▸ TASK BRIEF
An exact copy of all the data is required, with pictures left out.

▸ Collection entries
--- Start ---
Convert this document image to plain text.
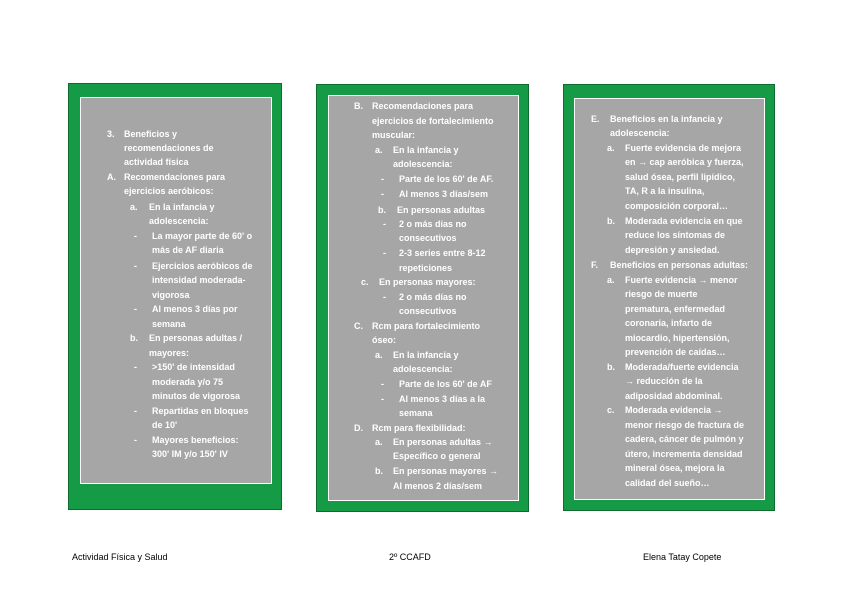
3. Beneficios y
recomendaciones de
actividad física
A. Recomendaciones para
ejercicios aeróbicos:
a. En la infancia y
adolescencia:
- La mayor parte de 60' o
más de AF diaria
- Ejercicios aeróbicos de
intensidad moderada-
vigorosa
- Al menos 3 días por
semana
b. En personas adultas /
mayores:
- >150' de intensidad
moderada y/o 75
minutos de vigorosa
- Repartidas en bloques
de 10'
- Mayores beneficios:
300' IM y/o 150' IV
B. Recomendaciones para
ejercicios de fortalecimiento
muscular:
a. En la infancia y
adolescencia:
- Parte de los 60' de AF.
- Al menos 3 días/sem
b. En personas adultas
- 2 o más días no
consecutivos
- 2-3 series entre 8-12
repeticiones
c. En personas mayores:
- 2 o más días no
consecutivos
C. Rcm para fortalecimiento
óseo:
a. En la infancia y
adolescencia:
- Parte de los 60' de AF
- Al menos 3 días a la
semana
D. Rcm para flexibilidad:
a. En personas adultas →
Específico o general
b. En personas mayores →
Al menos 2 días/sem
E. Beneficios en la infancia y
adolescencia:
a. Fuerte evidencia de mejora
en → cap aeróbica y fuerza,
salud ósea, perfil lipídico,
TA, R a la insulina,
composición corporal…
b. Moderada evidencia en que
reduce los síntomas de
depresión y ansiedad.
F. Beneficios en personas adultas:
a. Fuerte evidencia → menor
riesgo de muerte
prematura, enfermedad
coronaria, infarto de
miocardio, hipertensión,
prevención de caídas…
b. Moderada/fuerte evidencia
→ reducción de la
adiposidad abdominal.
c. Moderada evidencia →
menor riesgo de fractura de
cadera, cáncer de pulmón y
útero, incrementa densidad
mineral ósea, mejora la
calidad del sueño…
Actividad Física y Salud	2º CCAFD	Elena Tatay Copete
--- End ---
▸ EXPECTED OUTPUT
Convert this document image to plain text.
3. Beneficios y
recomendaciones de
actividad física
A. Recomendaciones para
ejercicios aeróbicos:
a. En la infancia y
adolescencia:
- La mayor parte de 60' o
más de AF diaria
- Ejercicios aeróbicos de
intensidad moderada-
vigorosa
- Al menos 3 días por
semana
b. En personas adultas /
mayores:
- >150' de intensidad
moderada y/o 75
minutos de vigorosa
- Repartidas en bloques
de 10'
- Mayores beneficios:
300' IM y/o 150' IV
B. Recomendaciones para
ejercicios de fortalecimiento
muscular:
a. En la infancia y
adolescencia:
- Parte de los 60' de AF.
- Al menos 3 días/sem
b. En personas adultas
- 2 o más días no
consecutivos
- 2-3 series entre 8-12
repeticiones
c. En personas mayores:
- 2 o más días no
consecutivos
C. Rcm para fortalecimiento
óseo:
a. En la infancia y
adolescencia:
- Parte de los 60' de AF
- Al menos 3 días a la
semana
D. Rcm para flexibilidad:
a. En personas adultas →
Específico o general
b. En personas mayores →
Al menos 2 días/sem
E. Beneficios en la infancia y
adolescencia:
a. Fuerte evidencia de mejora
en → cap aeróbica y fuerza,
salud ósea, perfil lipídico,
TA, R a la insulina,
composición corporal…
b. Moderada evidencia en que
reduce los síntomas de
depresión y ansiedad.
F. Beneficios en personas adultas:
a. Fuerte evidencia → menor
riesgo de muerte
prematura, enfermedad
coronaria, infarto de
miocardio, hipertensión,
prevención de caídas…
b. Moderada/fuerte evidencia
→ reducción de la
adiposidad abdominal.
c. Moderada evidencia →
menor riesgo de fractura de
cadera, cáncer de pulmón y
útero, incrementa densidad
mineral ósea, mejora la
calidad del sueño…
Actividad Física y Salud	2º CCAFD	Elena Tatay Copete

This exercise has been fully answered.